■ Required work
Extract every line below that contains the word "коммуникационных".

■ Given records
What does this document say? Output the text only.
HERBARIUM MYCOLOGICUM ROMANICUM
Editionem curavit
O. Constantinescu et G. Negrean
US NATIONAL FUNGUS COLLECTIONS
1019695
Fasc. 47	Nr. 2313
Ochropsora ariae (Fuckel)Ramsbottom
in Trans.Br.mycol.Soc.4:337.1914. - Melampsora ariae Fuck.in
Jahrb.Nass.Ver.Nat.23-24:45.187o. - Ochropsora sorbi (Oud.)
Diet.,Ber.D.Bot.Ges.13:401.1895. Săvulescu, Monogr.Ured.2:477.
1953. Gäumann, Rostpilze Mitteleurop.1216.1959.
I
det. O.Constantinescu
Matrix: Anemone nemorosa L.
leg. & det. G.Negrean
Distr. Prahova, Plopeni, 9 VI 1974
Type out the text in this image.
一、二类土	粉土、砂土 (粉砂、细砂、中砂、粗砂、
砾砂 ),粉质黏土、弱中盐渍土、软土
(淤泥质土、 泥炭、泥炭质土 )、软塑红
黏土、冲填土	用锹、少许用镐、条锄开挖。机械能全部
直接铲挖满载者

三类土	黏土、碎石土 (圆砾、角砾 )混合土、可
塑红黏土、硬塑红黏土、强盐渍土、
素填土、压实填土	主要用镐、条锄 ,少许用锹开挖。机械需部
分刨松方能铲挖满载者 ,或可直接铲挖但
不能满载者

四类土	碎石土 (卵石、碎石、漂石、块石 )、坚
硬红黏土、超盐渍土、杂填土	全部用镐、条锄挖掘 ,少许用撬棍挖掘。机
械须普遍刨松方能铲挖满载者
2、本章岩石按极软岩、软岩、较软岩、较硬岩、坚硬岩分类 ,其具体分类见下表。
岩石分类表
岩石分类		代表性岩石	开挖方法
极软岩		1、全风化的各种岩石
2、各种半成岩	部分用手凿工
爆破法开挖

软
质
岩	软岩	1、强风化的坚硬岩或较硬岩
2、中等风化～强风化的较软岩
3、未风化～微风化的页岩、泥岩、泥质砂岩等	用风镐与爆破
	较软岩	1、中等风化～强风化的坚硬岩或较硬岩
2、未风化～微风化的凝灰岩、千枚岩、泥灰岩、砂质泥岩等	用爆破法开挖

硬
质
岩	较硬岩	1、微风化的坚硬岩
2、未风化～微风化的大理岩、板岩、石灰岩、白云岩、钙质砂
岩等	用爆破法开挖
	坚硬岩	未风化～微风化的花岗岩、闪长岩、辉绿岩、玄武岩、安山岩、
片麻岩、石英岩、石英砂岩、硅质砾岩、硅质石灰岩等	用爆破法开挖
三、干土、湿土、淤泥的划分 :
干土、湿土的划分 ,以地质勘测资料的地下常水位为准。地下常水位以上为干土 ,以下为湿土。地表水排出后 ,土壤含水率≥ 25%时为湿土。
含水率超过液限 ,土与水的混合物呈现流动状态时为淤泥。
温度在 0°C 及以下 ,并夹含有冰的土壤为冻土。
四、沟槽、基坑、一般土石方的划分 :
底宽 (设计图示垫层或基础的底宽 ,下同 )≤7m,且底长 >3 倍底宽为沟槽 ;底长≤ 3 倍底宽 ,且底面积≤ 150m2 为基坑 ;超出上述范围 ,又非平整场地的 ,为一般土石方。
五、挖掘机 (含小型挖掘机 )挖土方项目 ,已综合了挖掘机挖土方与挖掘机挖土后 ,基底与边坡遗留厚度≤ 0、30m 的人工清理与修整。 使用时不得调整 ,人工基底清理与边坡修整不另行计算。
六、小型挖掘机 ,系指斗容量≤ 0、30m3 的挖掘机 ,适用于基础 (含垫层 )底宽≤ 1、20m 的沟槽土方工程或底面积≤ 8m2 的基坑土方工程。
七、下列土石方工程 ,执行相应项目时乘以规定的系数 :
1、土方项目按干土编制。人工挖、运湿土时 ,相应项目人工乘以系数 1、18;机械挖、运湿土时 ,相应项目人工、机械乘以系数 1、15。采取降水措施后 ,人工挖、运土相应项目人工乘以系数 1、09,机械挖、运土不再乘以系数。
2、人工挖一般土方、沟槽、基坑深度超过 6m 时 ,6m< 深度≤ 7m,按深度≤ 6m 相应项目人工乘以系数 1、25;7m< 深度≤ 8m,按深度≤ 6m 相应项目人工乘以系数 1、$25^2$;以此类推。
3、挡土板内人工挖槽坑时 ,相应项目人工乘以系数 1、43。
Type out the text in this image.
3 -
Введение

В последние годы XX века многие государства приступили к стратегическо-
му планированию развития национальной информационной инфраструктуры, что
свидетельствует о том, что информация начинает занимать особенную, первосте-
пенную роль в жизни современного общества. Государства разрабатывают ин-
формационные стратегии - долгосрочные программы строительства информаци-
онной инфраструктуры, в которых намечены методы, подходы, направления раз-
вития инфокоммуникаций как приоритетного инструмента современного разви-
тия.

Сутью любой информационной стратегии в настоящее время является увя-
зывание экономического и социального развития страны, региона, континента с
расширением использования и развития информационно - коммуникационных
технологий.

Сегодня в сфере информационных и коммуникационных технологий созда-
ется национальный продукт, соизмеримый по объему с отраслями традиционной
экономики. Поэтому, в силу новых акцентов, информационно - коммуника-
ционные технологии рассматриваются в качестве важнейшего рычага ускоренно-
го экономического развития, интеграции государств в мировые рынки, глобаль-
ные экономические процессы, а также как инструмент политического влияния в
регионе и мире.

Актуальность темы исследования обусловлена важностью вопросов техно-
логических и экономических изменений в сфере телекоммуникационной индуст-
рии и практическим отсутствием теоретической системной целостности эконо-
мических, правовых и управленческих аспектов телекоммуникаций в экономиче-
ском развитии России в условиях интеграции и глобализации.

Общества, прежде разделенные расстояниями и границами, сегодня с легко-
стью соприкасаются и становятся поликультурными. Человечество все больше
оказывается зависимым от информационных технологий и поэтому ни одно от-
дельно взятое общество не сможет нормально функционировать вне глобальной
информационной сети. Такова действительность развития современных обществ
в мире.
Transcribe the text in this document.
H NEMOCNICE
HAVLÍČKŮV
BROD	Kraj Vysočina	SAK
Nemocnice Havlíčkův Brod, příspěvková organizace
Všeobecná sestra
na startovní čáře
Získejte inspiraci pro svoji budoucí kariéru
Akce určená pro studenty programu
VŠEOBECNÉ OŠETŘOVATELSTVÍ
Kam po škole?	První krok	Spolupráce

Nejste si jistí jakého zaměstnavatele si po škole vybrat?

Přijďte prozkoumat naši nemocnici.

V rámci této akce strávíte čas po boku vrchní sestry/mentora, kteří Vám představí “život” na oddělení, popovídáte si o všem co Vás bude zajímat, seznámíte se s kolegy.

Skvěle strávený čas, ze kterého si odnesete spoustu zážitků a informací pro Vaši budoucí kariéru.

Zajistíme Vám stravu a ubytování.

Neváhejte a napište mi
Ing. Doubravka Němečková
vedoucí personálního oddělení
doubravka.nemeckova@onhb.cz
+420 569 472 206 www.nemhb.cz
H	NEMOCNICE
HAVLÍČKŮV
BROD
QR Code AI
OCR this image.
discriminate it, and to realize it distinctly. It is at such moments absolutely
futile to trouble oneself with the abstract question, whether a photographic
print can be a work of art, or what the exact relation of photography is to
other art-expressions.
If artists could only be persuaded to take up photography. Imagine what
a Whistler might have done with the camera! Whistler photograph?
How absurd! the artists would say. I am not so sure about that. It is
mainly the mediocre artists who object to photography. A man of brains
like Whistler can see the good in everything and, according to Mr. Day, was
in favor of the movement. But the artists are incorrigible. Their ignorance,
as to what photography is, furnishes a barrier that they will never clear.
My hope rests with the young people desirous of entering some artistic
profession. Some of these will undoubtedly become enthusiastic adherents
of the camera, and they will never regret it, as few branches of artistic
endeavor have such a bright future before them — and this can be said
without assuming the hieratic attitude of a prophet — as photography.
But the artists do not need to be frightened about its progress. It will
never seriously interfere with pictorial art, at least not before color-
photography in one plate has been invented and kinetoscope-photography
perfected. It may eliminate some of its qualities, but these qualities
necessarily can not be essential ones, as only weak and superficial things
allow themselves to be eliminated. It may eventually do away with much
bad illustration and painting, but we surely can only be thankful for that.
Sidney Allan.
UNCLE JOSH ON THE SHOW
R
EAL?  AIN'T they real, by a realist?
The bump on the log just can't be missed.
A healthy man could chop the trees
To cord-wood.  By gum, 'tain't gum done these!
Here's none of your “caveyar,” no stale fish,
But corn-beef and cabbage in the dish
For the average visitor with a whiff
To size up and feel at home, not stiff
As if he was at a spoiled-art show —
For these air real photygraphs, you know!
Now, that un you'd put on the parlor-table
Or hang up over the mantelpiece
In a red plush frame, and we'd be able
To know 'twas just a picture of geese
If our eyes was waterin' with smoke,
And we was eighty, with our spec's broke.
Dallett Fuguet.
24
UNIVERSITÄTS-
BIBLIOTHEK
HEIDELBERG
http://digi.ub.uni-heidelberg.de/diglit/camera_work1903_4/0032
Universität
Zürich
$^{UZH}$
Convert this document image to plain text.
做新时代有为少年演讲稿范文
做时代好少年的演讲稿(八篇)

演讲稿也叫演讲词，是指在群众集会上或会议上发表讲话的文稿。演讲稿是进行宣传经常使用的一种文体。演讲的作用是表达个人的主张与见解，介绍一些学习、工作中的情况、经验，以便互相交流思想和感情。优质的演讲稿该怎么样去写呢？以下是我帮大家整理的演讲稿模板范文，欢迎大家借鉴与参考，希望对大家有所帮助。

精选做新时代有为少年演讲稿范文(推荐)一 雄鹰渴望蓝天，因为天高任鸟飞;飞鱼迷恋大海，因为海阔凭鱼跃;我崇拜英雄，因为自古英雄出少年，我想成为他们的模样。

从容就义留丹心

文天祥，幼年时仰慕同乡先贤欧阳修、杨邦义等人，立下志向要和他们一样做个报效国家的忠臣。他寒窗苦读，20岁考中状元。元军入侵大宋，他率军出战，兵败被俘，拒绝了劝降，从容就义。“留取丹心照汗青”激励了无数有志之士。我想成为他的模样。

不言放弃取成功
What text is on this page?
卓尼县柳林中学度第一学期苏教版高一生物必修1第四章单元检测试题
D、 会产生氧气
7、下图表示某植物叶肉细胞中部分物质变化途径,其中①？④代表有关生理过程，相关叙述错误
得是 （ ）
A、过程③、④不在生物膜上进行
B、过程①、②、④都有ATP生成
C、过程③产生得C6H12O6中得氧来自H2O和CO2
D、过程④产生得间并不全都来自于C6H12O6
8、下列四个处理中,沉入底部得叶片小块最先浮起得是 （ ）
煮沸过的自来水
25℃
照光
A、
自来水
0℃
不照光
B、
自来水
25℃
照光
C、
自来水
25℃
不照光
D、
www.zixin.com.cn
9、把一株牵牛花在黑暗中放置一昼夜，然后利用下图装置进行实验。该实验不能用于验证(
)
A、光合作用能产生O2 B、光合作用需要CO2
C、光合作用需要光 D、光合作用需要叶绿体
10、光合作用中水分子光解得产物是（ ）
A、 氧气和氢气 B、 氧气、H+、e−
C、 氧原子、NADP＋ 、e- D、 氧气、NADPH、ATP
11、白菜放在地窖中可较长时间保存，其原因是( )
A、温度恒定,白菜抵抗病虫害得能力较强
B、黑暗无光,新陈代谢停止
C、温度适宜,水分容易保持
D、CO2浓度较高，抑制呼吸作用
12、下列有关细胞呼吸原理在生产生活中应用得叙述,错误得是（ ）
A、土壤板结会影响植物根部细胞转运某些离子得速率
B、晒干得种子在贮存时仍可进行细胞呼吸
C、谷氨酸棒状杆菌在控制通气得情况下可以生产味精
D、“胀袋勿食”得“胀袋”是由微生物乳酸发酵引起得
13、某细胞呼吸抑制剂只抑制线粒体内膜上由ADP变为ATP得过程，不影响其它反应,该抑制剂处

■ Response for this exercise
расширением использования и развития информационно - коммуникационных
Сегодня в сфере информационных и коммуникационных технологий созда-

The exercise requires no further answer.